Task details -
Write down every entry below once more, exactly.

Exercise materials -
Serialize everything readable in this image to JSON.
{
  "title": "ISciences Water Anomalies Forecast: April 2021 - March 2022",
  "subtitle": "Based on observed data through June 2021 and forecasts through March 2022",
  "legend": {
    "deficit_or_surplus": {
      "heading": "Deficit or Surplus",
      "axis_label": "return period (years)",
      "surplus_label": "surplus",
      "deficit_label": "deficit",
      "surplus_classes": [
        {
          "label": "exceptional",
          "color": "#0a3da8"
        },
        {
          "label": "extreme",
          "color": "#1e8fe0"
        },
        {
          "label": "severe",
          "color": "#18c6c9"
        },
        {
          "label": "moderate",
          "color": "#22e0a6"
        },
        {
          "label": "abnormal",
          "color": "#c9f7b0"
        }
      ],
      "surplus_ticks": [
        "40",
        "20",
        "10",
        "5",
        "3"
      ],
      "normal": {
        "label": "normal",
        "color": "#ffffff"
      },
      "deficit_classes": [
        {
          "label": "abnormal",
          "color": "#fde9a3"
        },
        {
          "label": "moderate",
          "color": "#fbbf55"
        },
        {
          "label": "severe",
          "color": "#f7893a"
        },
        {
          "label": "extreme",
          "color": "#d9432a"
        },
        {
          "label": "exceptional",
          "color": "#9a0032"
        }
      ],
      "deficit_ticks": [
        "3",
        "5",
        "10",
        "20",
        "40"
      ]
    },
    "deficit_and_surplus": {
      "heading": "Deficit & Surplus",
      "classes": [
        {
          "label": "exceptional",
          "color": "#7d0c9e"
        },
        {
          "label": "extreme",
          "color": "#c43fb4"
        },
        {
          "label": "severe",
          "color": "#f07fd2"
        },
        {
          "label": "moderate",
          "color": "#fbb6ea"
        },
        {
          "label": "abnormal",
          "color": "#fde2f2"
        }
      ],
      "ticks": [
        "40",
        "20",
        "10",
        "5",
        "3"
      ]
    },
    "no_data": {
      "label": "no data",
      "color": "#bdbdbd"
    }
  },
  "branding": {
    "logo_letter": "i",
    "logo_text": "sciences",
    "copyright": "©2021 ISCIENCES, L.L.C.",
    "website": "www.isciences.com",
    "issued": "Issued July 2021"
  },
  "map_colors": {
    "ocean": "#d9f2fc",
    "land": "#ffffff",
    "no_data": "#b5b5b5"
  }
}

Reply to the exercise -
Serialize everything readable in this image to JSON.
{
  "title": "ISciences Water Anomalies Forecast: April 2021 - March 2022",
  "subtitle": "Based on observed data through June 2021 and forecasts through March 2022",
  "legend": {
    "deficit_or_surplus": {
      "heading": "Deficit or Surplus",
      "axis_label": "return period (years)",
      "surplus_label": "surplus",
      "deficit_label": "deficit",
      "surplus_classes": [
        {
          "label": "exceptional",
          "color": "#0a3da8"
        },
        {
          "label": "extreme",
          "color": "#1e8fe0"
        },
        {
          "label": "severe",
          "color": "#18c6c9"
        },
        {
          "label": "moderate",
          "color": "#22e0a6"
        },
        {
          "label": "abnormal",
          "color": "#c9f7b0"
        }
      ],
      "surplus_ticks": [
        "40",
        "20",
        "10",
        "5",
        "3"
      ],
      "normal": {
        "label": "normal",
        "color": "#ffffff"
      },
      "deficit_classes": [
        {
          "label": "abnormal",
          "color": "#fde9a3"
        },
        {
          "label": "moderate",
          "color": "#fbbf55"
        },
        {
          "label": "severe",
          "color": "#f7893a"
        },
        {
          "label": "extreme",
          "color": "#d9432a"
        },
        {
          "label": "exceptional",
          "color": "#9a0032"
        }
      ],
      "deficit_ticks": [
        "3",
        "5",
        "10",
        "20",
        "40"
      ]
    },
    "deficit_and_surplus": {
      "heading": "Deficit & Surplus",
      "classes": [
        {
          "label": "exceptional",
          "color": "#7d0c9e"
        },
        {
          "label": "extreme",
          "color": "#c43fb4"
        },
        {
          "label": "severe",
          "color": "#f07fd2"
        },
        {
          "label": "moderate",
          "color": "#fbb6ea"
        },
        {
          "label": "abnormal",
          "color": "#fde2f2"
        }
      ],
      "ticks": [
        "40",
        "20",
        "10",
        "5",
        "3"
      ]
    },
    "no_data": {
      "label": "no data",
      "color": "#bdbdbd"
    }
  },
  "branding": {
    "logo_letter": "i",
    "logo_text": "sciences",
    "copyright": "©2021 ISCIENCES, L.L.C.",
    "website": "www.isciences.com",
    "issued": "Issued July 2021"
  },
  "map_colors": {
    "ocean": "#d9f2fc",
    "land": "#ffffff",
    "no_data": "#b5b5b5"
  }
}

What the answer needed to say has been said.